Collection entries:
○ ○ ○ ○
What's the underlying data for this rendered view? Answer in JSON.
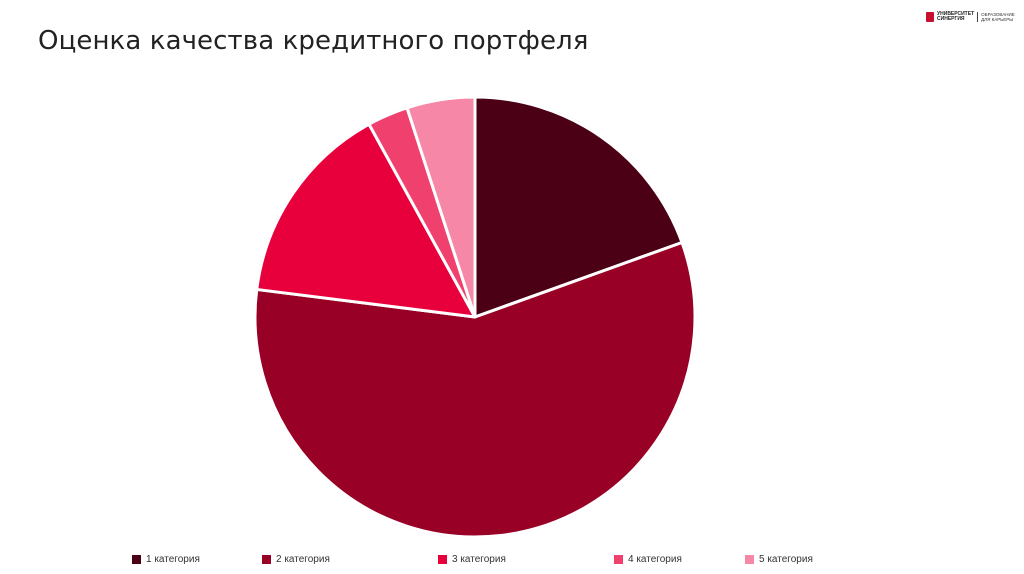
{
  "title": "Оценка качества кредитного портфеля",
  "logo": {
    "line1": "УНИВЕРСИТЕТ",
    "line2": "СИНЕРГИЯ",
    "sub1": "ОБРАЗОВАНИЕ",
    "sub2": "ДЛЯ КАРЬЕРЫ"
  },
  "chart_data": {
    "type": "pie",
    "title": "",
    "start_angle_deg": 0,
    "direction": "clockwise",
    "categories": [
      "1 категория",
      "2 категория",
      "3 категория",
      "4 категория",
      "5 категория"
    ],
    "values": [
      19.5,
      57.5,
      15,
      3,
      5
    ],
    "colors": [
      "#4b0016",
      "#990026",
      "#e8003c",
      "#f0406e",
      "#f787a6"
    ],
    "legend_position": "bottom"
  }
}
○ ○ ○ ○
Say how many lines in the records hold "категория", with the number as the whole reply.

**COMPLETED TASK**
5